What the task asks: What is the number of lines in the entries below that include the word "this"? Provide the number only.

Dataset records:
_ _ _ _ _

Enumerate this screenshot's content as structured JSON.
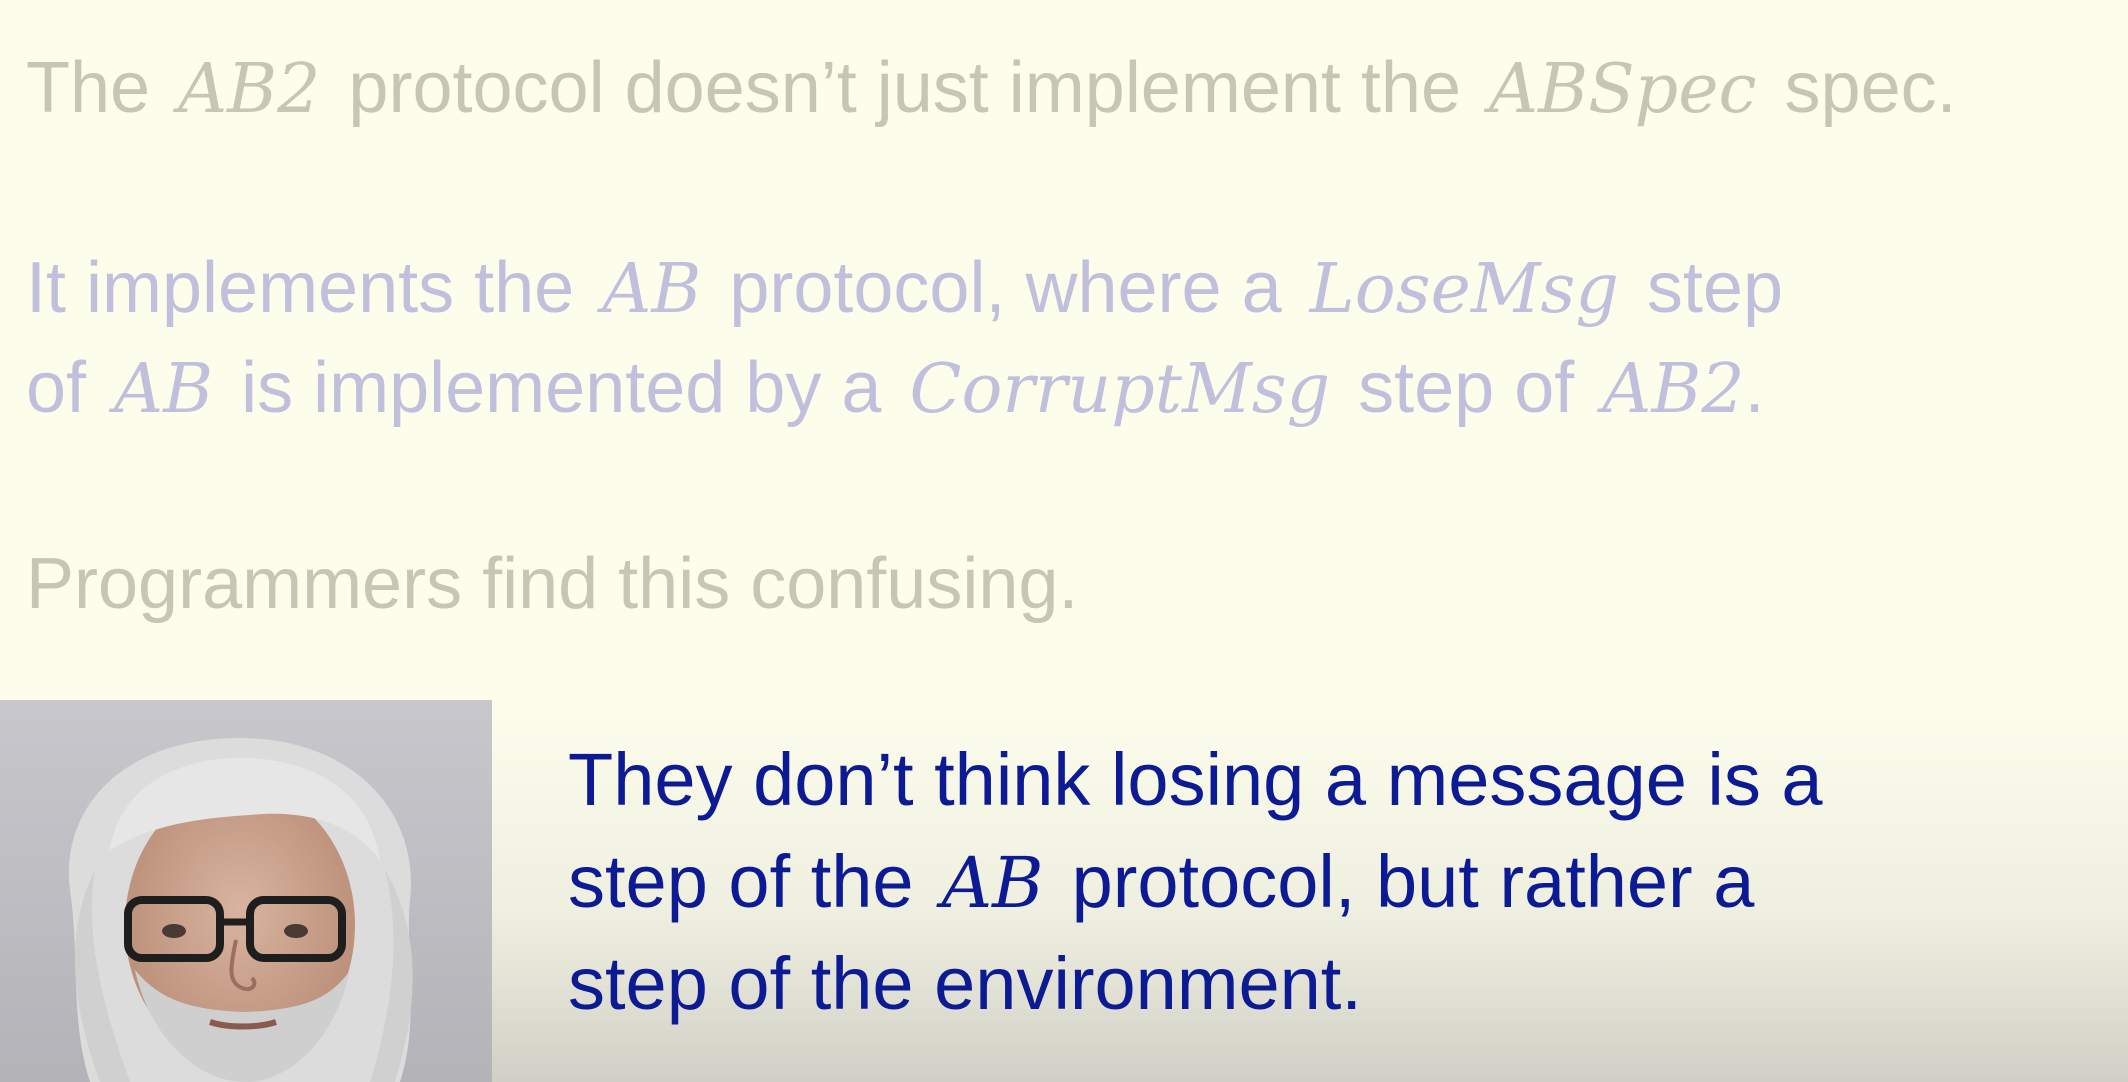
{
  "slide": {
    "line1": {
      "t1": "The",
      "m1": "AB2",
      "t2": "protocol doesn’t just implement the",
      "m2": "ABSpec",
      "t3": "spec."
    },
    "line2": {
      "t1": "It implements the",
      "m1": "AB",
      "t2": "protocol, where a",
      "m2": "LoseMsg",
      "t3": "step"
    },
    "line3": {
      "t1": "of",
      "m1": "AB",
      "t2": "is implemented by a",
      "m2": "CorruptMsg",
      "t3": "step of",
      "m3": "AB2",
      "t4": "."
    },
    "line4": {
      "t1": "Programmers find this confusing."
    },
    "caption": {
      "line1": "They don’t think losing a message is a",
      "line2_t1": "step of the",
      "line2_m1": "AB",
      "line2_t2": "protocol, but rather a",
      "line3": "step of the environment."
    }
  },
  "colors": {
    "background": "#fdfdec",
    "dim_gray_text": "#c6c5b6",
    "dim_blue_text": "#c0c0dd",
    "caption_text": "#0c1a94"
  },
  "icons": {
    "speaker": "speaker-video-thumbnail"
  }
}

_ _ _ _ _

Full answer: 2